[START Stored data]
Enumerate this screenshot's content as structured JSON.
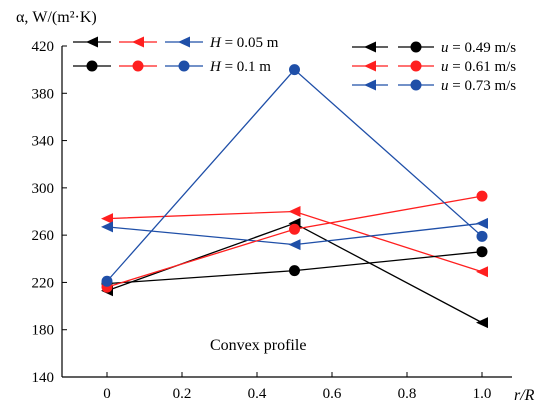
{
  "chart_data": {
    "type": "line",
    "ylabel": "α, W/(m²·K)",
    "xlabel": "r/R",
    "x": [
      0,
      0.5,
      1.0
    ],
    "xlim": [
      -0.12,
      1.08
    ],
    "ylim": [
      140,
      420
    ],
    "xticks": [
      "0",
      "0.2",
      "0.4",
      "0.6",
      "0.8",
      "1.0"
    ],
    "xtick_values": [
      0,
      0.2,
      0.4,
      0.6,
      0.8,
      1.0
    ],
    "yticks": [
      "140",
      "180",
      "220",
      "260",
      "300",
      "340",
      "380",
      "420"
    ],
    "ytick_values": [
      140,
      180,
      220,
      260,
      300,
      340,
      380,
      420
    ],
    "annotation": "Convex profile",
    "grid": false,
    "legend": {
      "height_entries": [
        {
          "label": "H = 0.05 m",
          "marker": "triangle"
        },
        {
          "label": "H = 0.1 m",
          "marker": "circle"
        }
      ],
      "velocity_entries": [
        {
          "label": "u = 0.49 m/s",
          "color": "#000000"
        },
        {
          "label": "u = 0.61 m/s",
          "color": "#ff1f1f"
        },
        {
          "label": "u = 0.73 m/s",
          "color": "#1f4fa8"
        }
      ]
    },
    "series": [
      {
        "key": "H005-u049",
        "marker": "triangle",
        "color": "#000000",
        "values": [
          213,
          270,
          186
        ]
      },
      {
        "key": "H005-u061",
        "marker": "triangle",
        "color": "#ff1f1f",
        "values": [
          274,
          280,
          229
        ]
      },
      {
        "key": "H005-u073",
        "marker": "triangle",
        "color": "#1f4fa8",
        "values": [
          267,
          252,
          270
        ]
      },
      {
        "key": "H01-u049",
        "marker": "circle",
        "color": "#000000",
        "values": [
          219,
          230,
          246
        ]
      },
      {
        "key": "H01-u061",
        "marker": "circle",
        "color": "#ff1f1f",
        "values": [
          216,
          265,
          293
        ]
      },
      {
        "key": "H01-u073",
        "marker": "circle",
        "color": "#1f4fa8",
        "values": [
          221,
          400,
          259
        ]
      }
    ]
  }
}
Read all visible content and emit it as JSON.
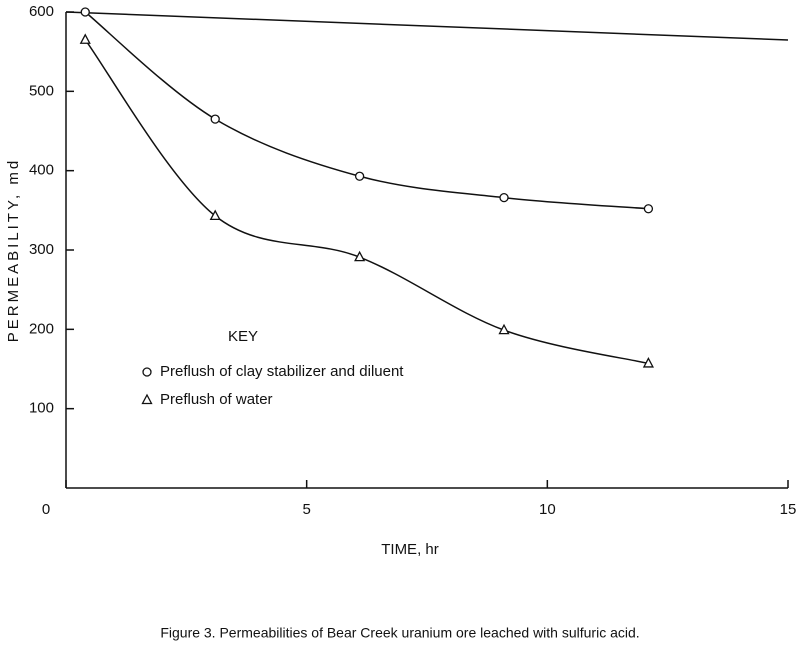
[END Stored data]
Aim of the task:
Report all lines of the data above that include the string "JSON".

Written response:
Enumerate this screenshot's content as structured JSON.
Read all visible content and emit it as JSON.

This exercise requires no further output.